---------- SUPPLIED RECORDS ----------

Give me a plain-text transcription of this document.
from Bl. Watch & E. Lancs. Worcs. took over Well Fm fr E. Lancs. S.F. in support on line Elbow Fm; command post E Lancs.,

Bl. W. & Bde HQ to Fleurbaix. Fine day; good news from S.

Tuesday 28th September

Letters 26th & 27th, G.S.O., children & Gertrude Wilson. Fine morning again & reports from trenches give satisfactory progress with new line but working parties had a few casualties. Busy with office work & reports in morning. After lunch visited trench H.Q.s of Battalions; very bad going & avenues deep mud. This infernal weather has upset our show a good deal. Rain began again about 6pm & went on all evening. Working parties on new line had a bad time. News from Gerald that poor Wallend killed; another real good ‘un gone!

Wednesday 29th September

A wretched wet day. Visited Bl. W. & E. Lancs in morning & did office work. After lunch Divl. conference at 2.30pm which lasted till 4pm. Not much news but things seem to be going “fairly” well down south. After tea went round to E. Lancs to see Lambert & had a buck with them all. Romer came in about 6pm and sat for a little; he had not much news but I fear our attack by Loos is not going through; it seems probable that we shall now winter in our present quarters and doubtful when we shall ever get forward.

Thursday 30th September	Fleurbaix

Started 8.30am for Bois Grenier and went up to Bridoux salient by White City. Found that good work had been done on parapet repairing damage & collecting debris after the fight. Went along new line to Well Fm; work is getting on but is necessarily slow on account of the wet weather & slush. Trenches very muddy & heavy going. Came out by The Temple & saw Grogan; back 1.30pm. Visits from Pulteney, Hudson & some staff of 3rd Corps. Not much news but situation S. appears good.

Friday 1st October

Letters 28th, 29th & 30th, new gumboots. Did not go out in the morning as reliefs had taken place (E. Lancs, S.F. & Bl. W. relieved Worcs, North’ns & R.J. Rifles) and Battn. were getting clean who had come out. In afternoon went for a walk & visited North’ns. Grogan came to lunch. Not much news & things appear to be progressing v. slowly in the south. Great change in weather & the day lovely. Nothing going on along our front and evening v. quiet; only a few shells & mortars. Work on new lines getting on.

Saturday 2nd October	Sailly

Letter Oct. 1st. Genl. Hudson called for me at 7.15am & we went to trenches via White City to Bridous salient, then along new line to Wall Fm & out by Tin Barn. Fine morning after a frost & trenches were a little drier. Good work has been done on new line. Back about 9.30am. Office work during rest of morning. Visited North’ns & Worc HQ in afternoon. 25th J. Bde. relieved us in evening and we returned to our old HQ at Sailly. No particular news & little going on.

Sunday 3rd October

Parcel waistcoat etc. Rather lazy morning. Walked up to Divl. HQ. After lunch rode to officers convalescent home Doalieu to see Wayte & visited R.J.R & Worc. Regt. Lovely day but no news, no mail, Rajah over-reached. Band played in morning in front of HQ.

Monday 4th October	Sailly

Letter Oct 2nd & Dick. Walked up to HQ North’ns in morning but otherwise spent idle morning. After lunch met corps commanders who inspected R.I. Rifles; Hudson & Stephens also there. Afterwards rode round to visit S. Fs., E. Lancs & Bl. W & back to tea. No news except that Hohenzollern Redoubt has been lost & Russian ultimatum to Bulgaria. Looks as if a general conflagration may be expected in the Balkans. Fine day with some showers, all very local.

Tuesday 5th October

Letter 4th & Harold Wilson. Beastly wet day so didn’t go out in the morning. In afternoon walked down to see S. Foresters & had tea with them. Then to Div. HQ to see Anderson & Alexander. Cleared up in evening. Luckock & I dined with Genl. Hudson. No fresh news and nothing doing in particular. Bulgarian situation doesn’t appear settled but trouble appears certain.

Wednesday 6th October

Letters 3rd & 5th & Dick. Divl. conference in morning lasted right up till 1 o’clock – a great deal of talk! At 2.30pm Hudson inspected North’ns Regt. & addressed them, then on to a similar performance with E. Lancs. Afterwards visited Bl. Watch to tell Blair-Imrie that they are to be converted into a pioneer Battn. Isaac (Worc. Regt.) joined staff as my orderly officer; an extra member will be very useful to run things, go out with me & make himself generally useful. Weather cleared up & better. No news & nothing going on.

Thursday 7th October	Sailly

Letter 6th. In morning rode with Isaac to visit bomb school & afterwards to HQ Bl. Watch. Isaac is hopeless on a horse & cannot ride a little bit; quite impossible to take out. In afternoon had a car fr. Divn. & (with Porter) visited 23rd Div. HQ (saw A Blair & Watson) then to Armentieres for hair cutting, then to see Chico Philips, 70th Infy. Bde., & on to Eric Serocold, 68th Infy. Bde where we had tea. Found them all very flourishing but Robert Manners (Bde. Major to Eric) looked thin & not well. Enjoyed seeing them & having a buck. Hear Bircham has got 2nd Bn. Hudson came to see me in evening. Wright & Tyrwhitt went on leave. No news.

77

----------

STATED GOAL: Give the count of lines in the listing above that include "Tuesday", with no other words.

EXERCISE SOLUTION: 2